● Records provided:
━━━━━━━━
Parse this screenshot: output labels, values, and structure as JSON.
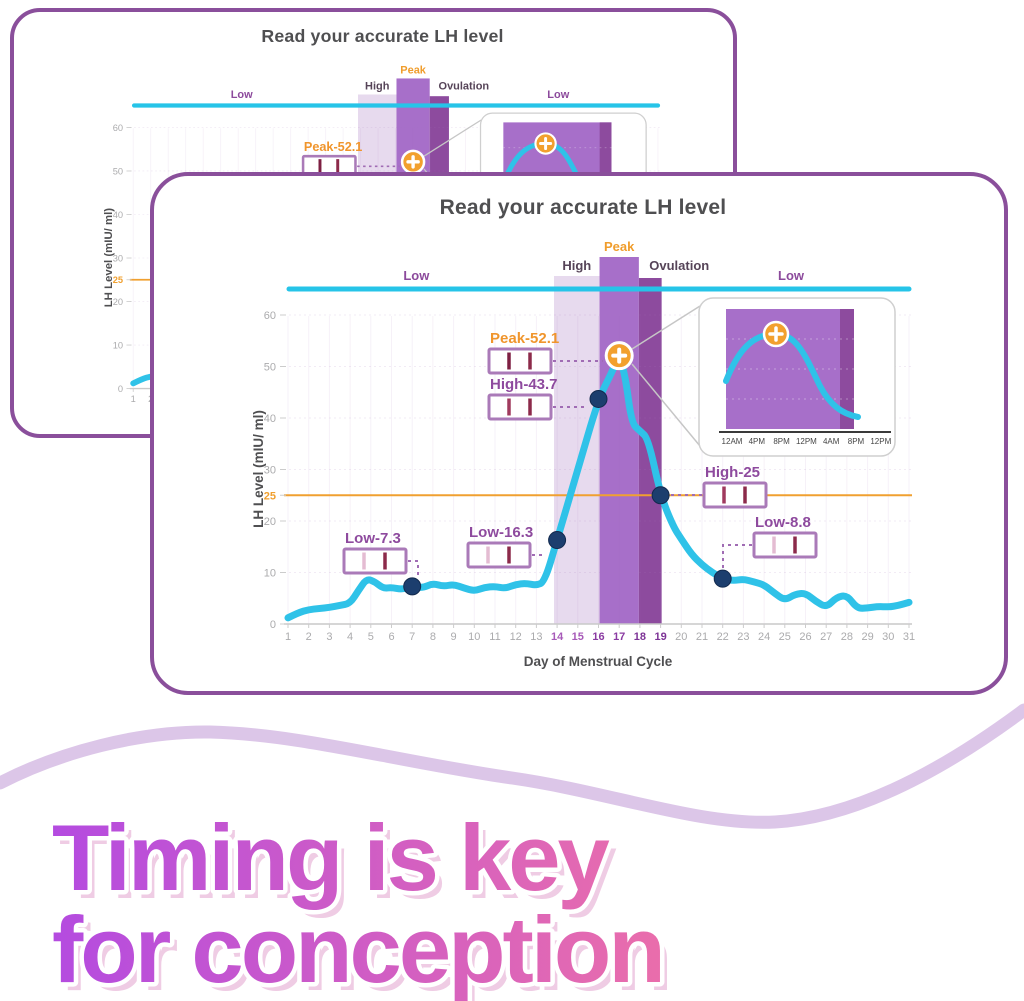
{
  "back_card": {
    "title": "Read your accurate LH level"
  },
  "front_card": {
    "title": "Read your accurate LH level"
  },
  "tagline": {
    "line1": "Timing is key",
    "line2": "for conception",
    "gradient_start": "#b44be0",
    "gradient_end": "#ec6fa9",
    "shadow": "#efcce4",
    "wave_color": "#dcc6e8"
  },
  "colors": {
    "card_border": "#8a4f9b",
    "cyan": "#26c4e8",
    "title": "#4f4f51",
    "dot": "#1c3e6e",
    "marker_orange": "#f2a02e",
    "strip_border": "#aa7ab8",
    "strip_line": "#8c2a4a",
    "label_purple": "#8e4a9e"
  },
  "chart_data": {
    "type": "line",
    "title": "Read your accurate LH level",
    "xlabel": "Day of Menstrual Cycle",
    "ylabel": "LH Level (mIU/ ml)",
    "xlim": [
      1,
      31
    ],
    "ylim": [
      0,
      60
    ],
    "yticks": [
      0,
      10,
      20,
      25,
      30,
      40,
      50,
      60
    ],
    "days": [
      1,
      2,
      3,
      4,
      5,
      6,
      7,
      8,
      9,
      10,
      11,
      12,
      13,
      14,
      15,
      16,
      17,
      18,
      19,
      20,
      21,
      22,
      23,
      24,
      25,
      26,
      27,
      28,
      29,
      30,
      31
    ],
    "threshold": {
      "value": 25,
      "color": "#f0a030"
    },
    "line_color": "#2fc2e8",
    "grid": true,
    "legend_position": "none",
    "zones": [
      {
        "label": "Low",
        "type": "range",
        "center_day": 7.2,
        "label_color": "#8c4a9c"
      },
      {
        "label": "High",
        "type": "band",
        "from_day": 13.85,
        "to_day": 16.05,
        "color": "#e7daee",
        "label_color": "#564458"
      },
      {
        "label": "Peak",
        "type": "band",
        "from_day": 16.05,
        "to_day": 17.95,
        "color": "#a76fc9",
        "label_color": "#f09d2c"
      },
      {
        "label": "Ovulation",
        "type": "band",
        "from_day": 17.95,
        "to_day": 19.05,
        "color": "#8d4b9e",
        "label_color": "#564458"
      },
      {
        "label": "Low",
        "type": "range",
        "center_day": 25.3,
        "label_color": "#8c4a9c"
      }
    ],
    "x": [
      1,
      1.5,
      2,
      2.5,
      3,
      3.5,
      4,
      4.4,
      4.8,
      5.2,
      5.6,
      6,
      6.5,
      7,
      7.5,
      8,
      8.5,
      9,
      9.5,
      10,
      10.5,
      11,
      11.5,
      12,
      12.5,
      13,
      13.4,
      14,
      15,
      16,
      16.6,
      17,
      17.3,
      17.6,
      18,
      18.4,
      19,
      19.6,
      20,
      20.5,
      21,
      21.5,
      22,
      22.5,
      23,
      23.5,
      24,
      24.5,
      25,
      25.5,
      26,
      26.5,
      27,
      27.5,
      28,
      28.5,
      29,
      29.5,
      30,
      30.5,
      31
    ],
    "y": [
      1.2,
      2.2,
      2.8,
      3.0,
      3.2,
      3.6,
      4.0,
      6.5,
      8.8,
      8.2,
      6.9,
      7.1,
      6.7,
      7.3,
      7.0,
      7.9,
      7.3,
      7.7,
      7.0,
      6.4,
      7.1,
      7.3,
      6.9,
      7.7,
      7.9,
      7.5,
      8.2,
      16.3,
      30,
      43.7,
      48.5,
      52.1,
      48,
      39,
      37.5,
      36,
      25,
      19,
      16.5,
      13.5,
      11.5,
      10,
      8.8,
      8.4,
      8.7,
      8.2,
      7.6,
      6.0,
      4.6,
      5.8,
      6.0,
      4.4,
      3.2,
      5.2,
      5.6,
      3.0,
      3.1,
      3.4,
      3.3,
      3.6,
      4.2
    ],
    "annotations": [
      {
        "id": "low73",
        "label": "Low-7.3",
        "day": 7,
        "value": 7.3,
        "kind": "Low"
      },
      {
        "id": "low163",
        "label": "Low-16.3",
        "day": 14,
        "value": 16.3,
        "kind": "Low"
      },
      {
        "id": "high437",
        "label": "High-43.7",
        "day": 16,
        "value": 43.7,
        "kind": "High"
      },
      {
        "id": "peak521",
        "label": "Peak-52.1",
        "day": 17,
        "value": 52.1,
        "kind": "Peak"
      },
      {
        "id": "high25",
        "label": "High-25",
        "day": 19,
        "value": 25,
        "kind": "High"
      },
      {
        "id": "low88",
        "label": "Low-8.8",
        "day": 22,
        "value": 8.8,
        "kind": "Low"
      }
    ],
    "inset": {
      "times": [
        "12AM",
        "4PM",
        "8PM",
        "12PM",
        "4AM",
        "8PM",
        "12PM"
      ],
      "area_color": "#a76fc9",
      "late_color": "#8d4b9e"
    }
  }
}
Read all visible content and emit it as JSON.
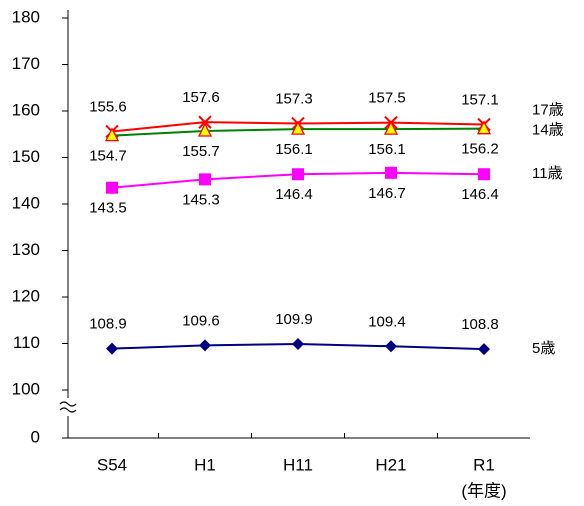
━━━━━━━━
● Exercise instructions: Go through the listing above and return every line where the word "title" occurs.

● Response to the task:
    "title": "Read your accurate LH level"
    "title": "Read your accurate LH level"
    "title": "#4f4f51",
    "title": "Read your accurate LH level",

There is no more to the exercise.